==== Supplied text

What’s in a Name? – Name Change in International Marriages

So, you’ve decided to get married to Mr Li, Zhang or Wang. Congratulations! But, what are you going to do be called from then on?

It’s a big question, and one that can have unexpected repercussions on your life.

Chinese Traditionally Don’t Change Their Surname

It gets all the more confused when the traditions in your native country differ from the ones of your husband. In China for example, it isn’t a thing for the woman to change her surname to her husband’s name at all. Rather, she keeps her own family name, since the most important aspect of getting married in China is it gives you the green light to have a baby, and secure the continuation of the family bloodline. His family bloodline.

That is why usually the child will be named after the father. Only if the father has married into a more powerful/richer family, could there be an insistence from her family to choose their surname. However, this amounts to a serious loss of face, it’s a practical emasculation for said man. In many cases, if a couple gets divorced and the child stays with the mother, it is also not uncommon for her to change the child’s surname to her own. So, in China, while there’s at least no discussion about whose surname to take, there still can be a lot of politics surrounding the child’s name.

I am not a fan of not changing your name at all for a number of reasons. From my Western perspective the keeping of the wife’s surname felt very at odds with the general idea in China that the woman becomes part of her husband’s family upon marriage. It felt to me like a way of making sure the woman knows she has to serve her “new family” while at the same time not even granting her the right to fully become part of the family; even by name. But that might just be my cynical interpretation.

Name Change in Europe – So Many Different Options

In Germany and England, my countries of origin, there is an array of different options of what to do with your name once you get married. Traditionally, of course the woman would take on the man’s name, as she joined his family. However, following the feminist movement and increasing independence of women, some have equated this to a submissive act from the woman’s side, and so it’s now quite common to hyphenate both surnames. In few cases, the man might even take his wife’s name – although I’ve never met anyone who did this – and then there’s of course the option of going “Chinese” and no one changing any of their names at all, in which case you wouldn’t know they were married in the first place. This is becoming more common as people can’t be bothered to deal with the ridiculous paperwork associated with changing one’s name. However, I still prefer the idea of Mr Li and I somehow indicating our not-so-holy union.

My History with a Boringly Common Surname 

In my case, since we got married in China, there was never really any question about whether or not I wanted to change my name. Ironically, I did. Having grown up with both the most common first AND last names you could imagine in Germany, I have always been keen to swap my last name for something more “fancy”. For the longest time, I wanted to take on my mum’s maiden name – Nutchey – which I’m told is connected to our family’s Spanish heritage. That’s way better than being known as the German equivalent of Smith – and therefore instantly identifiable as German as well, I thought.

Anyway, 18 came and went, and I kind of put that wish to the side, thinking that you never know who I’d end up marrying. They might have a seriously cool name, after all!

What Does Taking on an Asian Surname Mean

Enter Mr Li. And with him the question of what to do with our names once we were married. I had a discussion with some fellow WWAM (AMWF) friends about this topic and it brought quite a few interesting and some disturbing truths to light.

========

## Exercise goal
Please write out word for word the stretch of the name-change text from "What’s in a" through "from then on?".

==== Information supplied

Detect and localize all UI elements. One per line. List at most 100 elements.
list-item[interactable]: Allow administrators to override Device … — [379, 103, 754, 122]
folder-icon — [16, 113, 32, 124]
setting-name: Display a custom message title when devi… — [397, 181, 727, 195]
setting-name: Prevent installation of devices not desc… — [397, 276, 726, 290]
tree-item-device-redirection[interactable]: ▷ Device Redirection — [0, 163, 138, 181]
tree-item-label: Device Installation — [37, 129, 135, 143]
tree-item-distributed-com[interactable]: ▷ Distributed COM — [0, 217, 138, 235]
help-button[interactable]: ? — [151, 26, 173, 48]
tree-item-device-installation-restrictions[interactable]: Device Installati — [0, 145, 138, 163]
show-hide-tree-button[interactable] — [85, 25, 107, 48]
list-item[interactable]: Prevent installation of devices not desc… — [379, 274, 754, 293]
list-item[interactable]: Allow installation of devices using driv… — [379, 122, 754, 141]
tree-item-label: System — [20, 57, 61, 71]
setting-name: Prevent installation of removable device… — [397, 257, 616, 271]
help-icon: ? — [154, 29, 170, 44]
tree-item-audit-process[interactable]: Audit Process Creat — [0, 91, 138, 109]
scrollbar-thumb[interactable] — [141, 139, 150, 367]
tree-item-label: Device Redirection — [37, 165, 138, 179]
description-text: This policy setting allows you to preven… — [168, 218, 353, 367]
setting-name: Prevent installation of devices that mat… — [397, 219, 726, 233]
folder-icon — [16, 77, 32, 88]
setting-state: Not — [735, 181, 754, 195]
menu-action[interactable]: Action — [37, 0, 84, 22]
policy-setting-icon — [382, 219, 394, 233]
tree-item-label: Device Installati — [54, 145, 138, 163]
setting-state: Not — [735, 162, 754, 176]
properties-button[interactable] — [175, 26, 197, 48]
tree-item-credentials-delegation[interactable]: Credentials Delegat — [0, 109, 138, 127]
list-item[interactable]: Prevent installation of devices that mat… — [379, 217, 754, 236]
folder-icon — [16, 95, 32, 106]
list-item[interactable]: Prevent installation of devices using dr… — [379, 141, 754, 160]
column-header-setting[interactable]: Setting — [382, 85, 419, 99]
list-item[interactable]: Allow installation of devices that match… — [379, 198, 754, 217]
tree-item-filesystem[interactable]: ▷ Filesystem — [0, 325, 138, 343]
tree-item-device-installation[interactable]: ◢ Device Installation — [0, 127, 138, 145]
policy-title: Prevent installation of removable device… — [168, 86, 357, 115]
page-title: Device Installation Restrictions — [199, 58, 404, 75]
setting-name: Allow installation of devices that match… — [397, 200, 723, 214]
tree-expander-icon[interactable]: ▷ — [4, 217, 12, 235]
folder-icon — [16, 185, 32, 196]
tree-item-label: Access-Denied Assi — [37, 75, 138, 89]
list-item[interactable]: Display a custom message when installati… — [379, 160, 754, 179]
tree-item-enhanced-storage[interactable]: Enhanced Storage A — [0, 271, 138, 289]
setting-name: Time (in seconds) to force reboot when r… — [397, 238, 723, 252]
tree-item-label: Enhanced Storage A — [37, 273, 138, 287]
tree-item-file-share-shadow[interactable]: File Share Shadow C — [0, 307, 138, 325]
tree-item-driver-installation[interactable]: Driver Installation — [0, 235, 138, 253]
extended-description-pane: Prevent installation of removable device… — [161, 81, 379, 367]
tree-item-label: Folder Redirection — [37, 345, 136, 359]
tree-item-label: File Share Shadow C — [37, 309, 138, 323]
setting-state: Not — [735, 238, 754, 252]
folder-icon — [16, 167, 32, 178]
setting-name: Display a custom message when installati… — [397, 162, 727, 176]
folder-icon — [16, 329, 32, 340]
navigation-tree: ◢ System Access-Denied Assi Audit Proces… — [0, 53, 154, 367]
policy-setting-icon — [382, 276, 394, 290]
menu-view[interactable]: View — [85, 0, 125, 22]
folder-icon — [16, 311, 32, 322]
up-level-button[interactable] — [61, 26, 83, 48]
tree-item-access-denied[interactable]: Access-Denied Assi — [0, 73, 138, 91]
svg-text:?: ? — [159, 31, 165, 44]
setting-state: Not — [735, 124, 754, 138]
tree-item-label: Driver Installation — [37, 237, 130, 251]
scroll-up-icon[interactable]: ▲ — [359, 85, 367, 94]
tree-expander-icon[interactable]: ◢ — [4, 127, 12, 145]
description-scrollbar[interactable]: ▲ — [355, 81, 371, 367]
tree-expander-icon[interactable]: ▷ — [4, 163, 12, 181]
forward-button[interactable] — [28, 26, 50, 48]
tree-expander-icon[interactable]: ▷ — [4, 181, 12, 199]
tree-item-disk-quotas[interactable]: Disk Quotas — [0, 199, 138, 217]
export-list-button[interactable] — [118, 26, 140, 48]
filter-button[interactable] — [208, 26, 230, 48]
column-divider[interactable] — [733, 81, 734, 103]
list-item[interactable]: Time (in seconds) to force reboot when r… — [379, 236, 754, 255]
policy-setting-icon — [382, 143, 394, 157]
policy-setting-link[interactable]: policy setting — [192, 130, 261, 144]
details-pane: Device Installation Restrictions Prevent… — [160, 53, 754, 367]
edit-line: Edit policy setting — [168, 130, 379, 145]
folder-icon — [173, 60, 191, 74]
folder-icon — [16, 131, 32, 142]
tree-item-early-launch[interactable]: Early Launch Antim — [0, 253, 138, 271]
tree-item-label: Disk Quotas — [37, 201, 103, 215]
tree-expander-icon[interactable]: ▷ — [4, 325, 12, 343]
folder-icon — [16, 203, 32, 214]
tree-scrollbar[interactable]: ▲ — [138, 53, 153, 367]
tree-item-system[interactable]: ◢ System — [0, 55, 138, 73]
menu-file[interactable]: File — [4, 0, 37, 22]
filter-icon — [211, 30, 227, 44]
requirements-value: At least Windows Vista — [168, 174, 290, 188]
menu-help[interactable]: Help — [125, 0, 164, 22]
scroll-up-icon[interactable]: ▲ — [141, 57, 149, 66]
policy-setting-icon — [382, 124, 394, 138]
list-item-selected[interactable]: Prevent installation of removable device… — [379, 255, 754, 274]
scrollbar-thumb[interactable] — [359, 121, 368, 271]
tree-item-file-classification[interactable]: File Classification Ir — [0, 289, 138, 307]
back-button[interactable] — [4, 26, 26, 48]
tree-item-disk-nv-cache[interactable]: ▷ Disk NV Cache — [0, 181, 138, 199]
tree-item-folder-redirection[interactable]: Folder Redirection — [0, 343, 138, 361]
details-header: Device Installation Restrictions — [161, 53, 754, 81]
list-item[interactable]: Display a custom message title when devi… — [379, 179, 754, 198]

========

## Task solution
What’s in a Name? – Name Change in International Marriages

So, you’ve decided to get married to Mr Li, Zhang or Wang. Congratulations! But, what are you going to do be called from then on?